DESCRIPTION OF THE TASK
Copy out the material word for word, from the line containing "Give bounding boxes" through the line containing "554, 437, 653]", with both of those lines included.

PROVIDED DATA
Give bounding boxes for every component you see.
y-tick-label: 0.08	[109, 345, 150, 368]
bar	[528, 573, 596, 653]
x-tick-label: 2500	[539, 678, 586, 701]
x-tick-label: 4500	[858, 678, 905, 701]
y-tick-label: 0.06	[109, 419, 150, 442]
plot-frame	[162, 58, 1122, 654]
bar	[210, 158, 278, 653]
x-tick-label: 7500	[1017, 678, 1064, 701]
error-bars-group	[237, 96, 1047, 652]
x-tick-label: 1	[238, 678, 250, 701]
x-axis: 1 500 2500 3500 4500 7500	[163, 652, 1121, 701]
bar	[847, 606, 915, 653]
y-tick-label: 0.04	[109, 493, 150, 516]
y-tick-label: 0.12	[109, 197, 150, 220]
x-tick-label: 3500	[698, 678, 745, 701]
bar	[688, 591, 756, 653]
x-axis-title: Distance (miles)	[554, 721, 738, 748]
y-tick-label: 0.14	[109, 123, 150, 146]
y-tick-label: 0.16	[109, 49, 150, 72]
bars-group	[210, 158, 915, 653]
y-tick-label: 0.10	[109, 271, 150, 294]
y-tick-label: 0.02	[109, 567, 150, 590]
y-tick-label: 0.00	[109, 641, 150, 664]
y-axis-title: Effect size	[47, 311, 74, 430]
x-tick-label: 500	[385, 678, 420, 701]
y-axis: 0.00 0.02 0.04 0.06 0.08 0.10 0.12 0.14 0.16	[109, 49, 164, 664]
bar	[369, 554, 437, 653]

...

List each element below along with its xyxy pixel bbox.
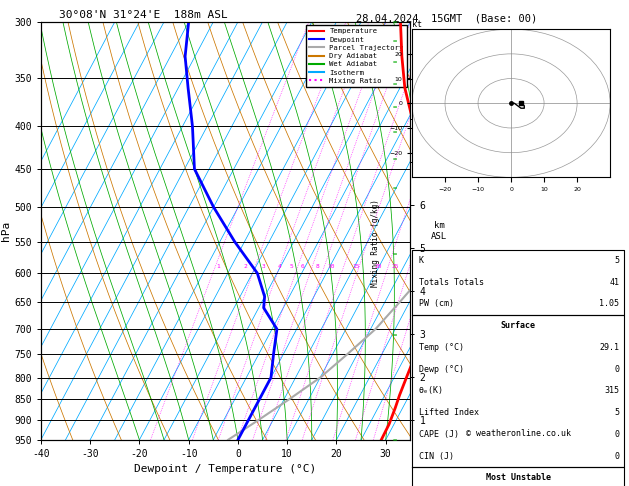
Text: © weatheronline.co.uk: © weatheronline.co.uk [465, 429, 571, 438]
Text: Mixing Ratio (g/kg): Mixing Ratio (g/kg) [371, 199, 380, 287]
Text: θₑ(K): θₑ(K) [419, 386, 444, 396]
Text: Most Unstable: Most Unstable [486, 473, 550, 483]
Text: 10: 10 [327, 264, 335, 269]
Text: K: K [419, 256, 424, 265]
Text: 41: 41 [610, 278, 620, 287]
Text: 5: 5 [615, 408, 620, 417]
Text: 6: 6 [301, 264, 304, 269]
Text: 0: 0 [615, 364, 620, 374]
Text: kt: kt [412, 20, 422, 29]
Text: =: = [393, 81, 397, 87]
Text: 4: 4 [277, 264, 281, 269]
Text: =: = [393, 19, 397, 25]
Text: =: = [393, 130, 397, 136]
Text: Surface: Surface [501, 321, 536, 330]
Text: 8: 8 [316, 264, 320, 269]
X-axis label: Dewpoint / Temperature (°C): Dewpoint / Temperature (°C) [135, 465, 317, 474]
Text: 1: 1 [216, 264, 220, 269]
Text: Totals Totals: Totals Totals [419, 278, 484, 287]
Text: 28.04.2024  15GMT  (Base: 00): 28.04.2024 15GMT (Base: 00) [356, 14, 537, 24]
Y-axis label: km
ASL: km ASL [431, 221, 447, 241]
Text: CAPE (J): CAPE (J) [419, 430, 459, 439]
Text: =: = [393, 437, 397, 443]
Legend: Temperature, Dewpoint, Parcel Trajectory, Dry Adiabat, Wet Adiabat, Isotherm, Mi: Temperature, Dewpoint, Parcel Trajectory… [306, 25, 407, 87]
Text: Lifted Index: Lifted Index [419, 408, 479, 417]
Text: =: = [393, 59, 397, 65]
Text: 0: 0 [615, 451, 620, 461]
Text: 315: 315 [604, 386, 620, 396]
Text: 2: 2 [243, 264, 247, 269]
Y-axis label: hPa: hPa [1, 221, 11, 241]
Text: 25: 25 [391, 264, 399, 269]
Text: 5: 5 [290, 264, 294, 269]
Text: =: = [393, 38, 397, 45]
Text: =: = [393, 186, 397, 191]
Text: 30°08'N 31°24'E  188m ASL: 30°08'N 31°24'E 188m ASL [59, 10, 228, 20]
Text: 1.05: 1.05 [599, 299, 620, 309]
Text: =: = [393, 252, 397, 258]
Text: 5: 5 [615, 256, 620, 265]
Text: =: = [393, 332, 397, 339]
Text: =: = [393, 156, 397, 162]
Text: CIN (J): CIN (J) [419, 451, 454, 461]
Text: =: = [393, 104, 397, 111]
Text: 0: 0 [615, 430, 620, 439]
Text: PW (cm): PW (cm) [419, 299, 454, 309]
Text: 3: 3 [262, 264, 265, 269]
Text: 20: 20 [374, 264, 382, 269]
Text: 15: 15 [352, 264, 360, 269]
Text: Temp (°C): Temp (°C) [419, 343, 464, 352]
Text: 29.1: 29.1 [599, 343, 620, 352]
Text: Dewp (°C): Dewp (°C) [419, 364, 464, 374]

CORRECT RESULT
Give bounding boxes for every component you see.
y-tick-label: 0.08	[109, 345, 150, 368]
bar	[528, 573, 596, 653]
x-tick-label: 2500	[539, 678, 586, 701]
x-tick-label: 4500	[858, 678, 905, 701]
y-tick-label: 0.06	[109, 419, 150, 442]
plot-frame	[162, 58, 1122, 654]
bar	[210, 158, 278, 653]
x-tick-label: 7500	[1017, 678, 1064, 701]
error-bars-group	[237, 96, 1047, 652]
x-tick-label: 1	[238, 678, 250, 701]
x-axis: 1 500 2500 3500 4500 7500	[163, 652, 1121, 701]
bar	[847, 606, 915, 653]
y-tick-label: 0.04	[109, 493, 150, 516]
y-tick-label: 0.12	[109, 197, 150, 220]
x-tick-label: 3500	[698, 678, 745, 701]
bar	[688, 591, 756, 653]
x-axis-title: Distance (miles)	[554, 721, 738, 748]
y-tick-label: 0.14	[109, 123, 150, 146]
y-tick-label: 0.16	[109, 49, 150, 72]
bars-group	[210, 158, 915, 653]
y-tick-label: 0.10	[109, 271, 150, 294]
y-tick-label: 0.02	[109, 567, 150, 590]
y-tick-label: 0.00	[109, 641, 150, 664]
y-axis-title: Effect size	[47, 311, 74, 430]
x-tick-label: 500	[385, 678, 420, 701]
y-axis: 0.00 0.02 0.04 0.06 0.08 0.10 0.12 0.14 0.16	[109, 49, 164, 664]
bar	[369, 554, 437, 653]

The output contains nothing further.